(Saved data entries)
-.-.-
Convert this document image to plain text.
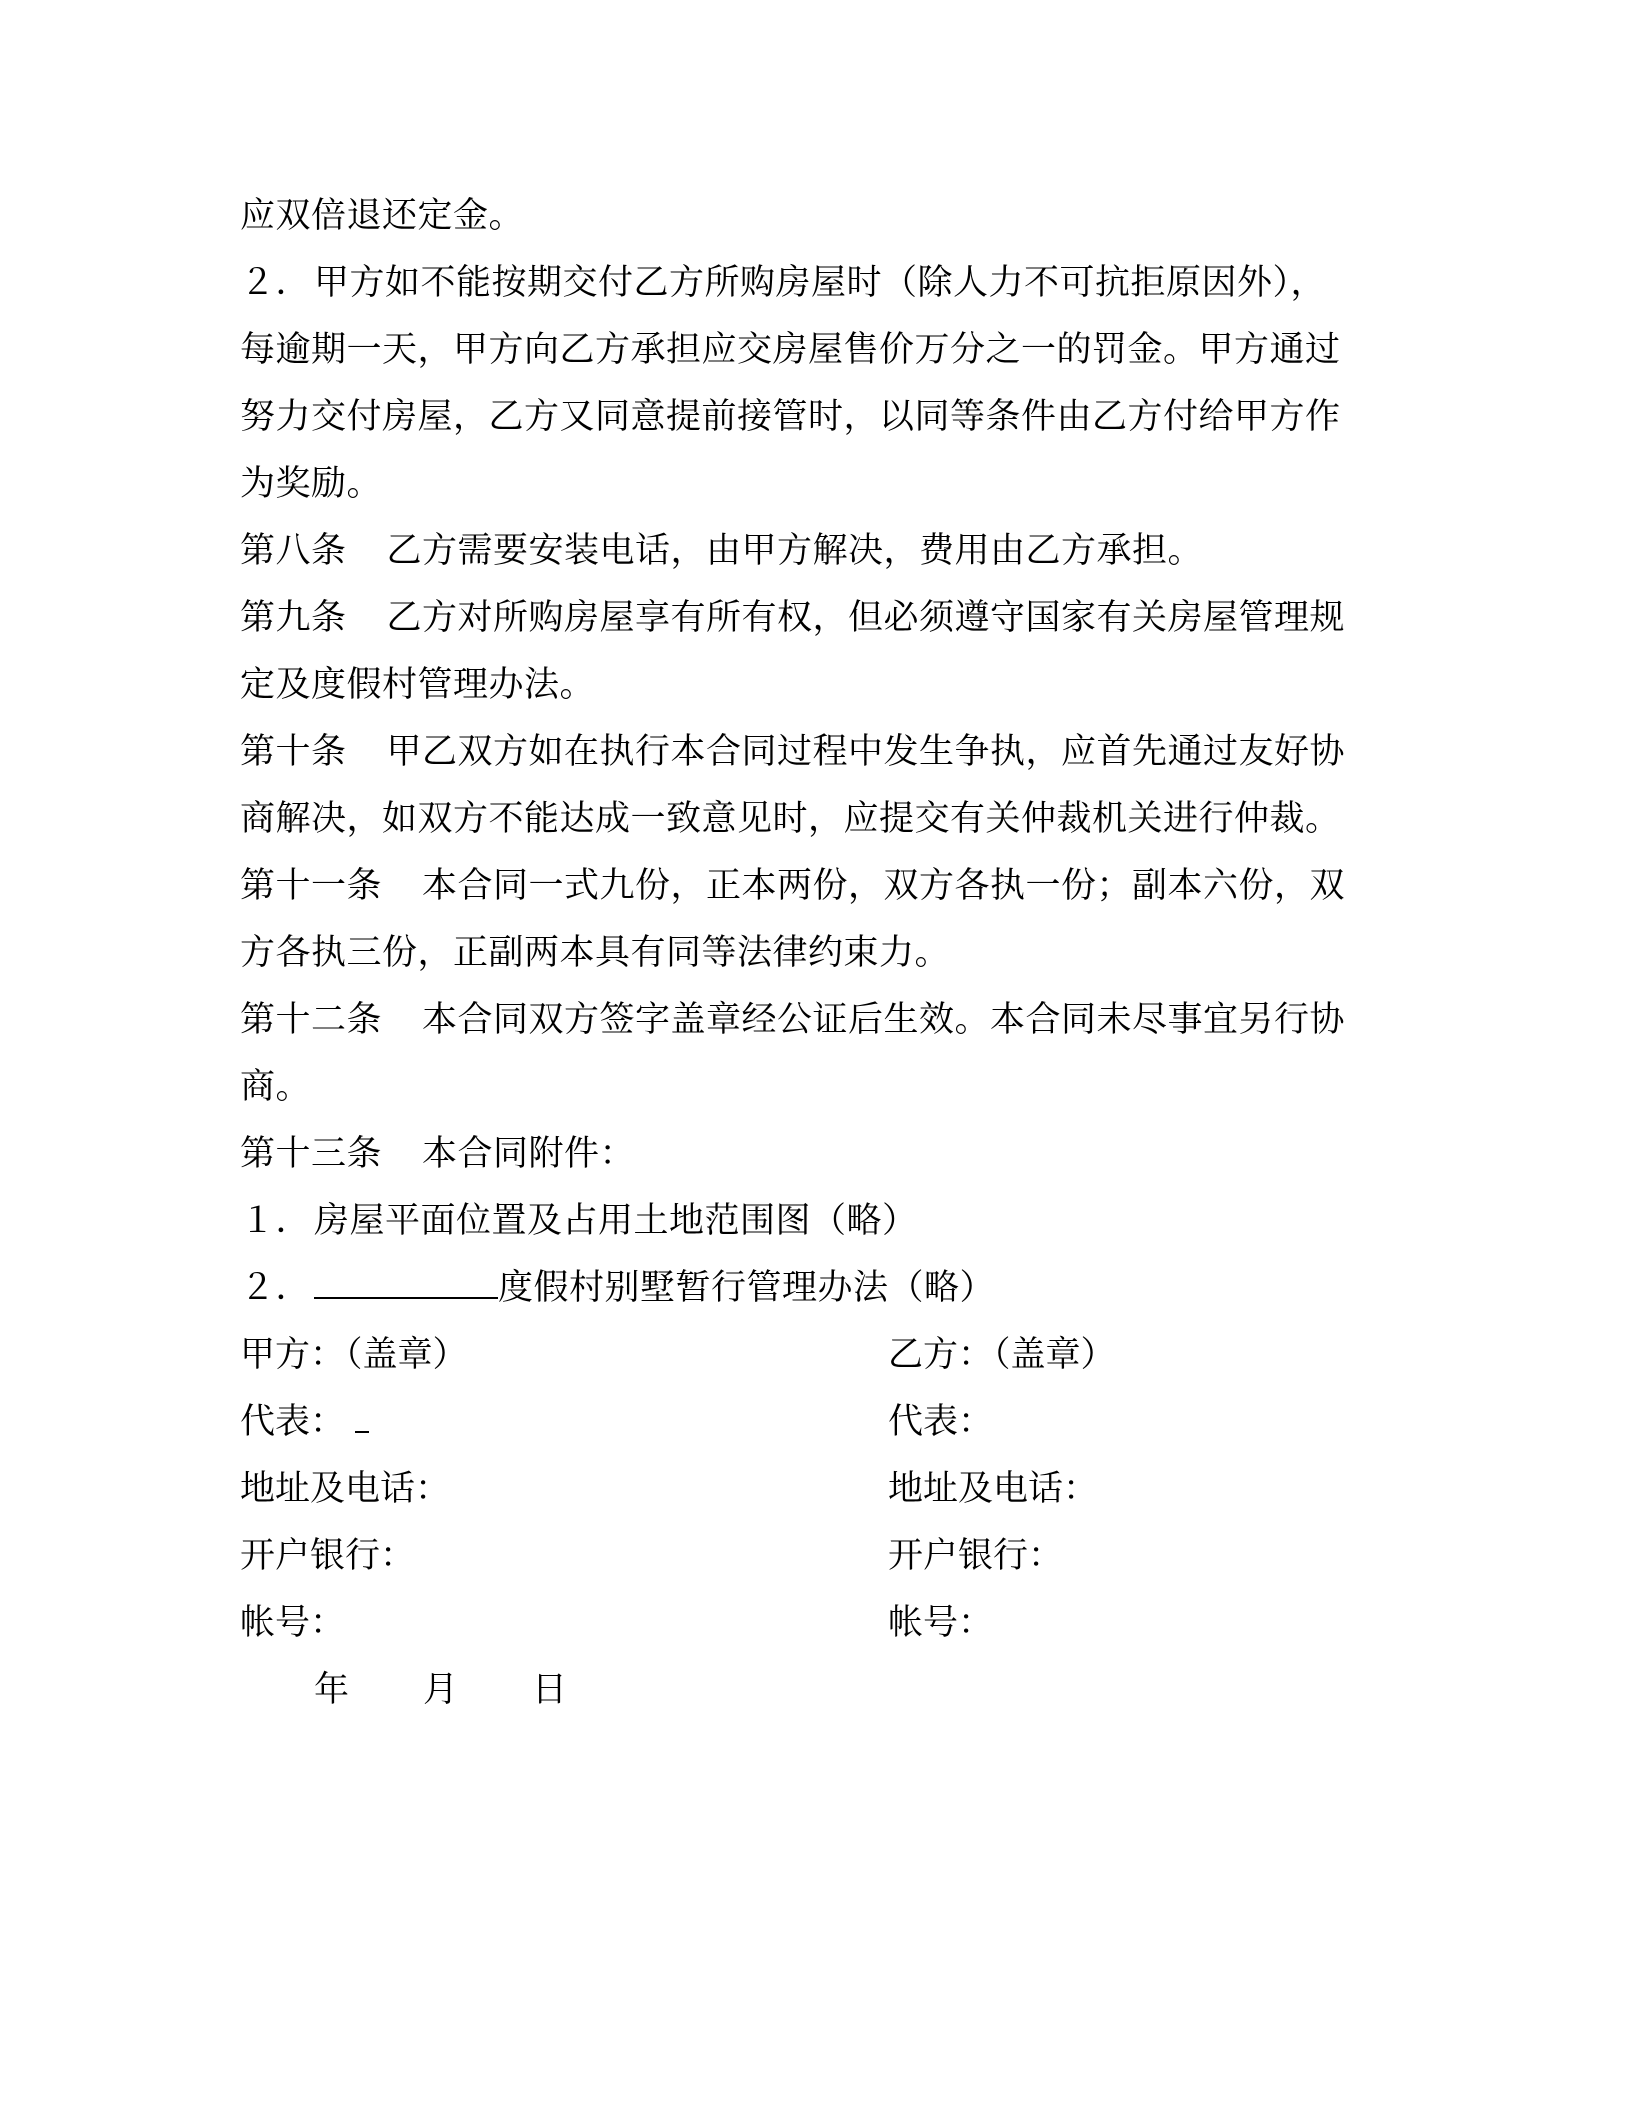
应双倍退还定金。
２．甲方如不能按期交付乙方所购房屋时（除人力不可抗拒原因外），
每逾期一天，甲方向乙方承担应交房屋售价万分之一的罚金。甲方通过
努力交付房屋，乙方又同意提前接管时，以同等条件由乙方付给甲方作
为奖励。
第八条 乙方需要安装电话，由甲方解决，费用由乙方承担。
第九条 乙方对所购房屋享有所有权，但必须遵守国家有关房屋管理规
定及度假村管理办法。
第十条 甲乙双方如在执行本合同过程中发生争执，应首先通过友好协
商解决，如双方不能达成一致意见时，应提交有关仲裁机关进行仲裁。
第十一条 本合同一式九份，正本两份，双方各执一份；副本六份，双
方各执三份，正副两本具有同等法律约束力。
第十二条 本合同双方签字盖章经公证后生效。本合同未尽事宜另行协
商。
第十三条 本合同附件：
１．房屋平面位置及占用土地范围图（略）
２．	度假村别墅暂行管理办法（略）
甲方：（盖章）	乙方：（盖章）
代表：	代表：
地址及电话：	地址及电话：
开户银行：	开户银行：
帐号：	帐号：
年 月 日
-.-.-
* **EXERCISE REQUIREMENTS**
Repeat the data exactly, without the pictures.

* **RESPONSE TO THE TASK**
Convert this document image to plain text.
应双倍退还定金。
２．甲方如不能按期交付乙方所购房屋时（除人力不可抗拒原因外），
每逾期一天，甲方向乙方承担应交房屋售价万分之一的罚金。甲方通过
努力交付房屋，乙方又同意提前接管时，以同等条件由乙方付给甲方作
为奖励。
第八条 乙方需要安装电话，由甲方解决，费用由乙方承担。
第九条 乙方对所购房屋享有所有权，但必须遵守国家有关房屋管理规
定及度假村管理办法。
第十条 甲乙双方如在执行本合同过程中发生争执，应首先通过友好协
商解决，如双方不能达成一致意见时，应提交有关仲裁机关进行仲裁。
第十一条 本合同一式九份，正本两份，双方各执一份；副本六份，双
方各执三份，正副两本具有同等法律约束力。
第十二条 本合同双方签字盖章经公证后生效。本合同未尽事宜另行协
商。
第十三条 本合同附件：
１．房屋平面位置及占用土地范围图（略）
２．	度假村别墅暂行管理办法（略）
甲方：（盖章）	乙方：（盖章）
代表：	代表：
地址及电话：	地址及电话：
开户银行：	开户银行：
帐号：	帐号：
年 月 日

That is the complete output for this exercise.